## START Stored records

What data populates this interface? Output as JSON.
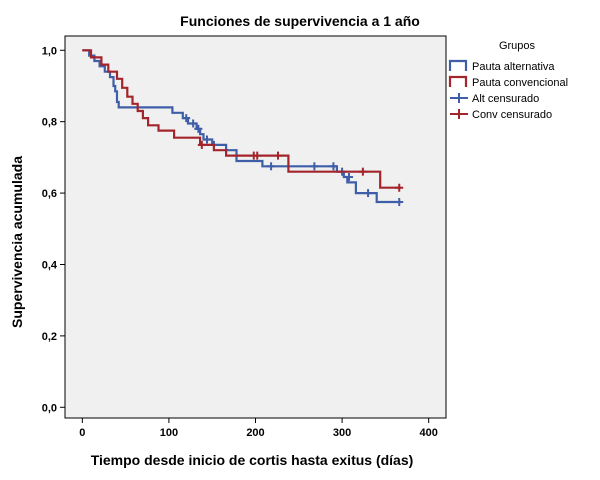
{
  "chart_data": {
    "type": "line",
    "step": true,
    "title": "Funciones de supervivencia a 1 año",
    "xlabel": "Tiempo desde inicio de cortis hasta exitus (días)",
    "ylabel": "Supervivencia acumulada",
    "xlim": [
      -20,
      420
    ],
    "ylim": [
      -0.03,
      1.04
    ],
    "xticks": [
      0,
      100,
      200,
      300,
      400
    ],
    "xtick_labels": [
      "0",
      "100",
      "200",
      "300",
      "400"
    ],
    "yticks": [
      0,
      0.2,
      0.4,
      0.6,
      0.8,
      1.0
    ],
    "ytick_labels": [
      "0,0",
      "0,2",
      "0,4",
      "0,6",
      "0,8",
      "1,0"
    ],
    "grid": false,
    "plot_background": "#f0f0f0",
    "legend": {
      "title": "Grupos",
      "placement": "outside-right-top",
      "items": [
        {
          "label": "Pauta alternativa",
          "color": "#3f5ea8",
          "marker": "step-line"
        },
        {
          "label": "Pauta convencional",
          "color": "#a3252b",
          "marker": "step-line"
        },
        {
          "label": "Alt censurado",
          "color": "#3f5ea8",
          "marker": "plus"
        },
        {
          "label": "Conv censurado",
          "color": "#a3252b",
          "marker": "plus"
        }
      ]
    },
    "series": [
      {
        "name": "Pauta alternativa",
        "color": "#3f5ea8",
        "x": [
          0,
          8,
          14,
          20,
          26,
          32,
          36,
          38,
          40,
          42,
          60,
          72,
          104,
          116,
          122,
          132,
          136,
          140,
          150,
          166,
          178,
          208,
          236,
          294,
          302,
          306,
          316,
          340,
          368
        ],
        "y": [
          1.0,
          0.985,
          0.97,
          0.955,
          0.94,
          0.925,
          0.9,
          0.885,
          0.855,
          0.84,
          0.84,
          0.84,
          0.825,
          0.81,
          0.795,
          0.78,
          0.765,
          0.75,
          0.735,
          0.72,
          0.69,
          0.675,
          0.675,
          0.66,
          0.645,
          0.63,
          0.6,
          0.575,
          0.575
        ],
        "censored": [
          {
            "x": 120,
            "y": 0.81
          },
          {
            "x": 128,
            "y": 0.795
          },
          {
            "x": 134,
            "y": 0.78
          },
          {
            "x": 144,
            "y": 0.75
          },
          {
            "x": 152,
            "y": 0.735
          },
          {
            "x": 218,
            "y": 0.675
          },
          {
            "x": 268,
            "y": 0.675
          },
          {
            "x": 290,
            "y": 0.675
          },
          {
            "x": 300,
            "y": 0.66
          },
          {
            "x": 308,
            "y": 0.645
          },
          {
            "x": 330,
            "y": 0.6
          },
          {
            "x": 366,
            "y": 0.575
          }
        ]
      },
      {
        "name": "Pauta convencional",
        "color": "#a3252b",
        "x": [
          0,
          10,
          22,
          30,
          40,
          46,
          52,
          58,
          64,
          70,
          76,
          88,
          106,
          136,
          152,
          166,
          238,
          344,
          368
        ],
        "y": [
          1.0,
          0.98,
          0.96,
          0.94,
          0.92,
          0.895,
          0.87,
          0.85,
          0.83,
          0.81,
          0.79,
          0.775,
          0.755,
          0.735,
          0.72,
          0.705,
          0.66,
          0.615,
          0.615
        ],
        "censored": [
          {
            "x": 138,
            "y": 0.735
          },
          {
            "x": 198,
            "y": 0.705
          },
          {
            "x": 202,
            "y": 0.705
          },
          {
            "x": 226,
            "y": 0.705
          },
          {
            "x": 324,
            "y": 0.66
          },
          {
            "x": 366,
            "y": 0.615
          }
        ]
      }
    ]
  }
}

## END Stored records

■ Written problem
Using the records above, list each line that includes "alternativa".

■ Exercise response
          "label": "Pauta alternativa",
        "name": "Pauta alternativa",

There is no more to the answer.